**Task directions:** Report, word for word, every line of the material that contains "Amount".

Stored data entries
____________

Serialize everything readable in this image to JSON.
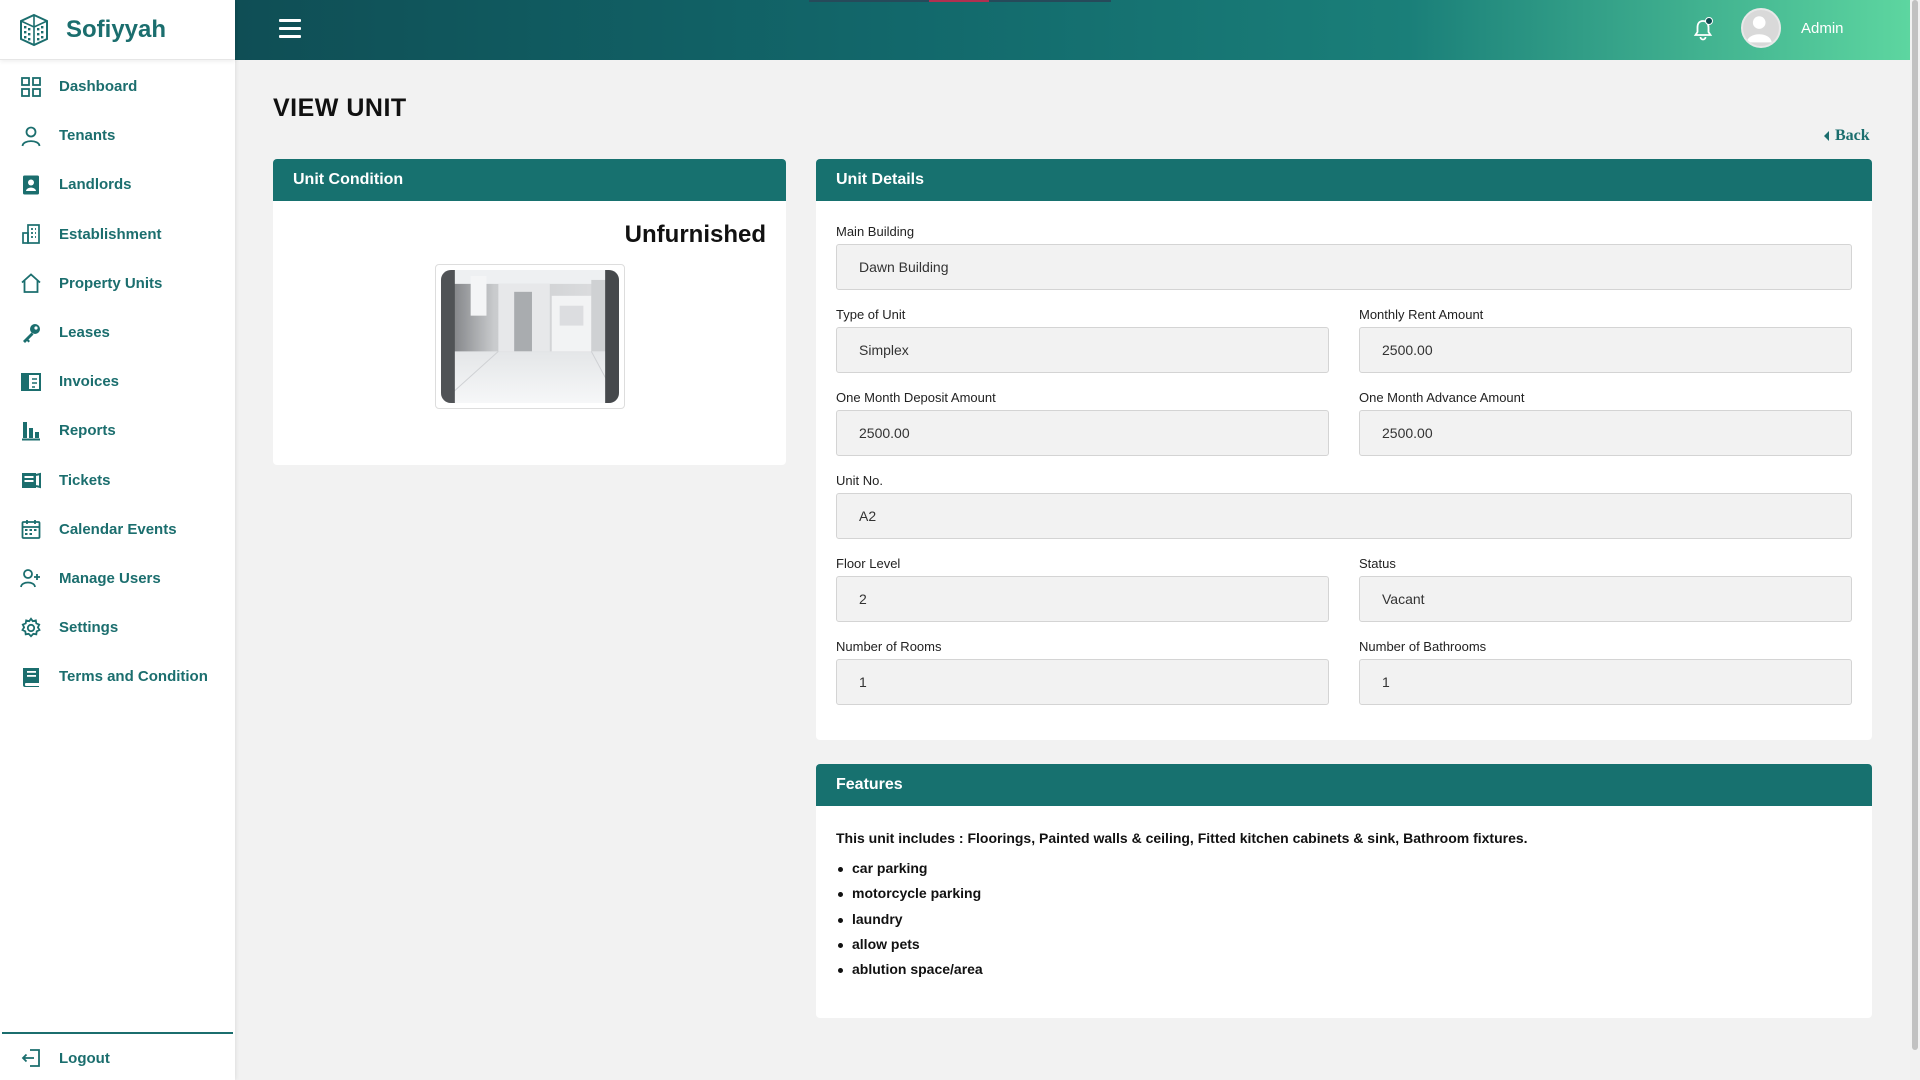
{
  "brand": {
    "name": "Sofiyyah"
  },
  "colors": {
    "primary": "#17716f",
    "topbar_end": "#5dd6a0"
  },
  "sidebar": {
    "items": [
      {
        "label": "Dashboard",
        "icon": "grid-icon"
      },
      {
        "label": "Tenants",
        "icon": "user-icon"
      },
      {
        "label": "Landlords",
        "icon": "contact-card-icon"
      },
      {
        "label": "Establishment",
        "icon": "building-icon"
      },
      {
        "label": "Property Units",
        "icon": "home-icon"
      },
      {
        "label": "Leases",
        "icon": "key-icon"
      },
      {
        "label": "Invoices",
        "icon": "invoice-icon"
      },
      {
        "label": "Reports",
        "icon": "bar-chart-icon"
      },
      {
        "label": "Tickets",
        "icon": "ticket-icon"
      },
      {
        "label": "Calendar Events",
        "icon": "calendar-icon"
      },
      {
        "label": "Manage Users",
        "icon": "user-plus-icon"
      },
      {
        "label": "Settings",
        "icon": "gear-icon"
      },
      {
        "label": "Terms and Condition",
        "icon": "book-icon"
      }
    ],
    "logout": "Logout"
  },
  "header": {
    "user": "Admin"
  },
  "page": {
    "title": "VIEW UNIT",
    "back": "Back"
  },
  "condition": {
    "heading": "Unit Condition",
    "value": "Unfurnished"
  },
  "details": {
    "heading": "Unit Details",
    "fields": {
      "main_building": {
        "label": "Main Building",
        "value": "Dawn Building"
      },
      "type_of_unit": {
        "label": "Type of Unit",
        "value": "Simplex"
      },
      "monthly_rent": {
        "label": "Monthly Rent Amount",
        "value": "2500.00"
      },
      "deposit": {
        "label": "One Month Deposit Amount",
        "value": "2500.00"
      },
      "advance": {
        "label": "One Month Advance Amount",
        "value": "2500.00"
      },
      "unit_no": {
        "label": "Unit No.",
        "value": "A2"
      },
      "floor_level": {
        "label": "Floor Level",
        "value": "2"
      },
      "status": {
        "label": "Status",
        "value": "Vacant"
      },
      "rooms": {
        "label": "Number of Rooms",
        "value": "1"
      },
      "bathrooms": {
        "label": "Number of Bathrooms",
        "value": "1"
      }
    }
  },
  "features": {
    "heading": "Features",
    "intro": "This unit includes : Floorings, Painted walls & ceiling, Fitted kitchen cabinets & sink, Bathroom fixtures.",
    "items": [
      "car parking",
      "motorcycle parking",
      "laundry",
      "allow pets",
      "ablution space/area"
    ]
  }
}
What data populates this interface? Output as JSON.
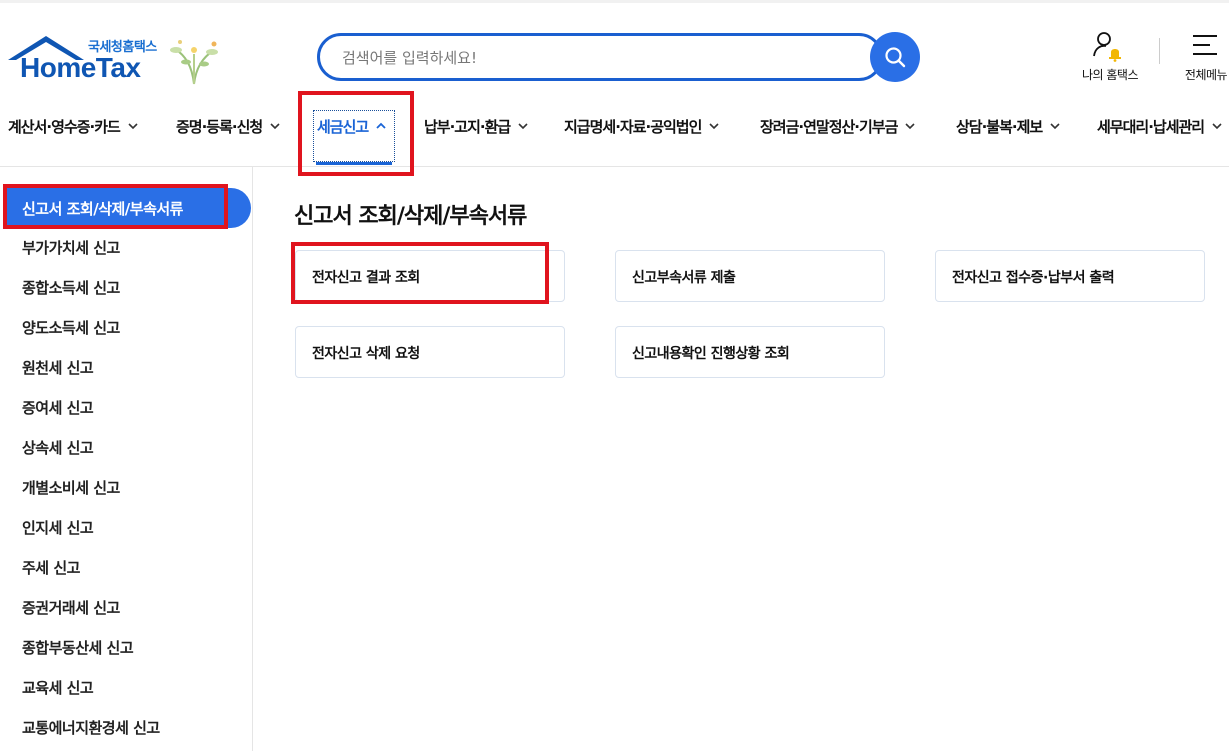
{
  "header": {
    "logo_sub": "국세청홈택스",
    "logo_main": "HomeTax",
    "search_placeholder": "검색어를 입력하세요!",
    "my_hometax": "나의 홈택스",
    "all_menu": "전체메뉴"
  },
  "gnb": [
    {
      "label": "계산서·영수증·카드"
    },
    {
      "label": "증명·등록·신청"
    },
    {
      "label": "세금신고"
    },
    {
      "label": "납부·고지·환급"
    },
    {
      "label": "지급명세·자료·공익법인"
    },
    {
      "label": "장려금·연말정산·기부금"
    },
    {
      "label": "상담·불복·제보"
    },
    {
      "label": "세무대리·납세관리"
    }
  ],
  "sidebar": {
    "active": "신고서 조회/삭제/부속서류",
    "items": [
      "부가가치세 신고",
      "종합소득세 신고",
      "양도소득세 신고",
      "원천세 신고",
      "증여세 신고",
      "상속세 신고",
      "개별소비세 신고",
      "인지세 신고",
      "주세 신고",
      "증권거래세 신고",
      "종합부동산세 신고",
      "교육세 신고",
      "교통에너지환경세 신고"
    ]
  },
  "main": {
    "title": "신고서 조회/삭제/부속서류",
    "cards": [
      "전자신고 결과 조회",
      "신고부속서류 제출",
      "전자신고 접수증·납부서 출력",
      "전자신고 삭제 요청",
      "신고내용확인 진행상황 조회"
    ]
  },
  "colors": {
    "brand_blue": "#1a64d6",
    "highlight_red": "#e0141e"
  }
}
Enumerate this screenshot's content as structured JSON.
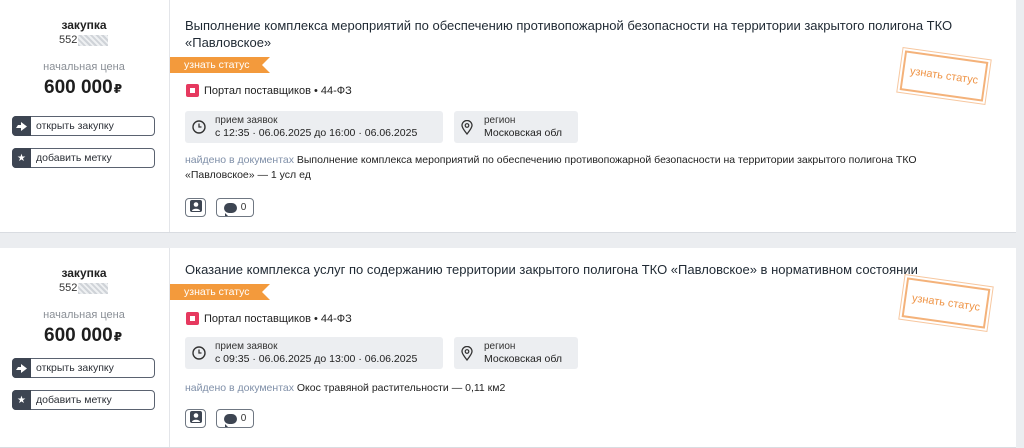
{
  "cards": [
    {
      "kind": "закупка",
      "number_prefix": "552",
      "price_label": "начальная цена",
      "price": "600 000",
      "currency": "₽",
      "open_button": "открыть закупку",
      "tag_button": "добавить метку",
      "title_line1": "Выполнение комплекса мероприятий по обеспечению противопожарной безопасности на территории закрытого полигона ТКО",
      "title_line2": "«Павловское»",
      "status_ribbon": "узнать статус",
      "stamp": "узнать статус",
      "platform": "Портал поставщиков • 44-ФЗ",
      "time_label": "прием заявок",
      "time_value": "с 12:35 · 06.06.2025 до 16:00 · 06.06.2025",
      "region_label": "регион",
      "region_value": "Московская обл",
      "found_label": "найдено в документах",
      "found_text": " Выполнение комплекса мероприятий по обеспечению противопожарной безопасности на территории закрытого полигона ТКО «Павловское» — 1 усл ед",
      "comments": "0"
    },
    {
      "kind": "закупка",
      "number_prefix": "552",
      "price_label": "начальная цена",
      "price": "600 000",
      "currency": "₽",
      "open_button": "открыть закупку",
      "tag_button": "добавить метку",
      "title_line1": "Оказание комплекса услуг по содержанию территории закрытого полигона ТКО «Павловское» в нормативном состоянии",
      "title_line2": "",
      "status_ribbon": "узнать статус",
      "stamp": "узнать статус",
      "platform": "Портал поставщиков • 44-ФЗ",
      "time_label": "прием заявок",
      "time_value": "с 09:35 · 06.06.2025 до 13:00 · 06.06.2025",
      "region_label": "регион",
      "region_value": "Московская обл",
      "found_label": "найдено в документах",
      "found_text": " Окос травяной растительности — 0,11 км2",
      "comments": "0"
    }
  ],
  "colors": {
    "accent_orange": "#f39a3c",
    "platform_logo": "#e6395f",
    "icon_dark": "#3d4552"
  }
}
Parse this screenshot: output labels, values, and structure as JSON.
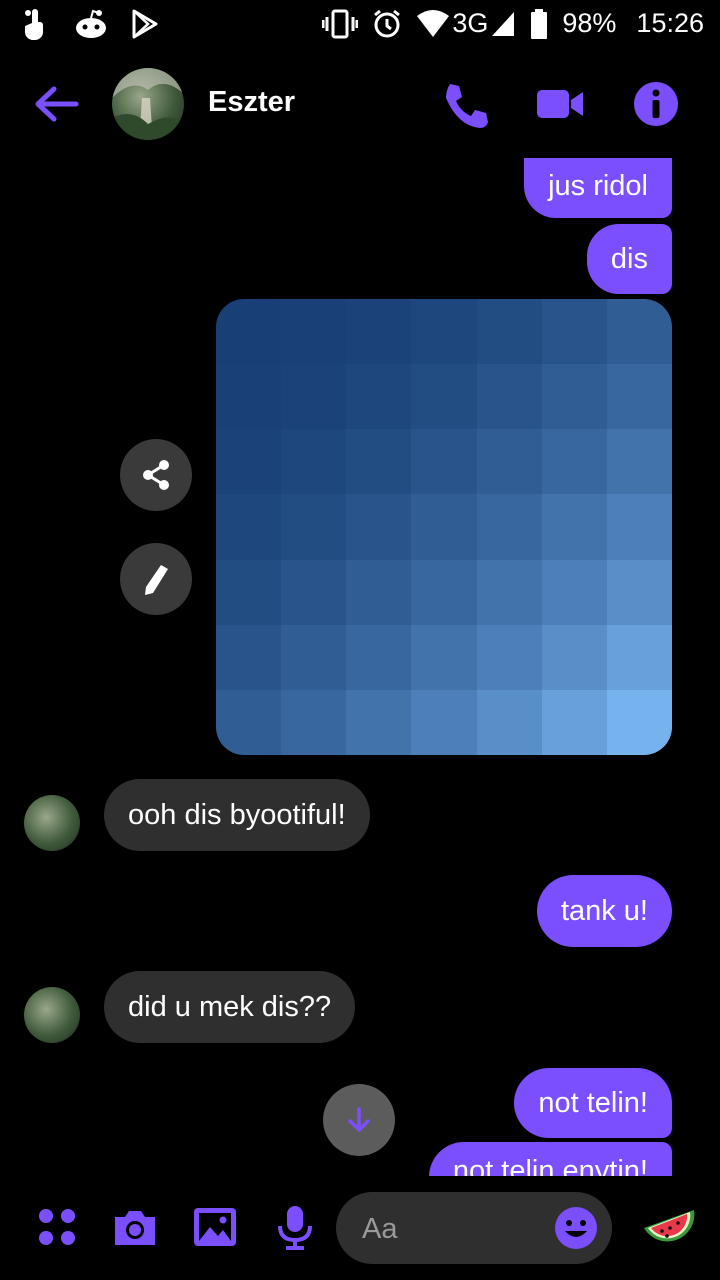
{
  "status_bar": {
    "network": "3G",
    "battery": "98%",
    "time": "15:26"
  },
  "header": {
    "contact_name": "Eszter",
    "accent": "#7b4ffd"
  },
  "messages": [
    {
      "side": "out",
      "text": "jus ridol"
    },
    {
      "side": "out",
      "text": "dis"
    },
    {
      "side": "out",
      "type": "image"
    },
    {
      "side": "in",
      "text": "ooh dis byootiful!"
    },
    {
      "side": "out",
      "text": "tank u!"
    },
    {
      "side": "in",
      "text": "did u mek dis??"
    },
    {
      "side": "out",
      "text": "not telin!"
    },
    {
      "side": "out",
      "text": "not telin enytin!"
    }
  ],
  "composer": {
    "placeholder": "Aa"
  },
  "icons": [
    "back-arrow-icon",
    "phone-icon",
    "video-camera-icon",
    "info-icon",
    "share-icon",
    "pencil-icon",
    "arrow-down-icon",
    "apps-icon",
    "camera-icon",
    "gallery-icon",
    "microphone-icon",
    "emoji-icon",
    "watermelon-icon"
  ]
}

____________

**Solution to the problem:**
        "label": "Monthly Rent Amount",
        "label": "One Month Deposit Amount",
        "label": "One Month Advance Amount",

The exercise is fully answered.